Real-time Biofeedback is More Effective Than Sham Feedback for Modifying High Risk Biomechanics.

CONTEXT: Existing anterior cruciate ligament (ACL) injury prevention programs have failed to reverse the high rate of ACL injuries in adolescent female athletes.

OBJECTIVE: This investigation attempts to overcome factors that limit efficacy with existing injury prevention programs through the use of a novel, objective, and real-time interactive visual feedback system designed to reduce the biomechanical risk factors associated with ACL injuries.

DESIGN: Crossover study.

SETTING: Medical center laboratory.

PARTICIPANTS: Twenty female participants (age = 19.7 ± 1.34 y; height = 1.74 ± 0.09 m; weight = 72.16 ± 12.45 kg).

METHODS: Participants performed sets of 10 bodyweight squats in each of eight training blocks (i.e., four real-time and four control blocks) and three testing blocks for a total of 110 squats. Feedback conditions were blocked and counterbalanced with half of participants randomly assigned to receive the real-time feedback block first and half receiving the control (sham) feedback first.

[Saved data entries]
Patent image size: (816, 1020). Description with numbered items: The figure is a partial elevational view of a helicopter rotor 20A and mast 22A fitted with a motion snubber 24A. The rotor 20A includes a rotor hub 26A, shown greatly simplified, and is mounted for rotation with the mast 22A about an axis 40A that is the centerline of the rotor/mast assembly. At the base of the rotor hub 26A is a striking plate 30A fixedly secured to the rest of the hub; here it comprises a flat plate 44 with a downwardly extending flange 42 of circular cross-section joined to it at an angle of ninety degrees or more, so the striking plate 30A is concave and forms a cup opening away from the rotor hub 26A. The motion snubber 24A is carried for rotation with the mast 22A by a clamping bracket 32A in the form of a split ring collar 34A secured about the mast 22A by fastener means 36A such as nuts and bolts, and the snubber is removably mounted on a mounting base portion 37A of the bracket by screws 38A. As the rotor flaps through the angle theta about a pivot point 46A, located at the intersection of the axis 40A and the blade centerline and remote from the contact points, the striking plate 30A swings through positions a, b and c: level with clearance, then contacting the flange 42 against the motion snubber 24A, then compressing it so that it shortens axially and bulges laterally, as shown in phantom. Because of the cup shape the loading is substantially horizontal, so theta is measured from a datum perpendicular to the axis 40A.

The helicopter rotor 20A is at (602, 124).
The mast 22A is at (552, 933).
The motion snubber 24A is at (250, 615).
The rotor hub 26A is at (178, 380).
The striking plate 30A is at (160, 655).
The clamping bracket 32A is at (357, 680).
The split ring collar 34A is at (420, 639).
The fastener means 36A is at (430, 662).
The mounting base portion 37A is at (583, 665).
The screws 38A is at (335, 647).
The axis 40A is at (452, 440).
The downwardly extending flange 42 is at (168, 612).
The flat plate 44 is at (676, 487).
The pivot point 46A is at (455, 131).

What to produce: Reproduce the passage of the biofeedback abstract above, starting at "Real-time Biofeedback is" and ending at "adolescent female athletes.".

Solution for this exercise:
Real-time Biofeedback is More Effective Than Sham Feedback for Modifying High Risk Biomechanics.

CONTEXT: Existing anterior cruciate ligament (ACL) injury prevention programs have failed to reverse the high rate of ACL injuries in adolescent female athletes.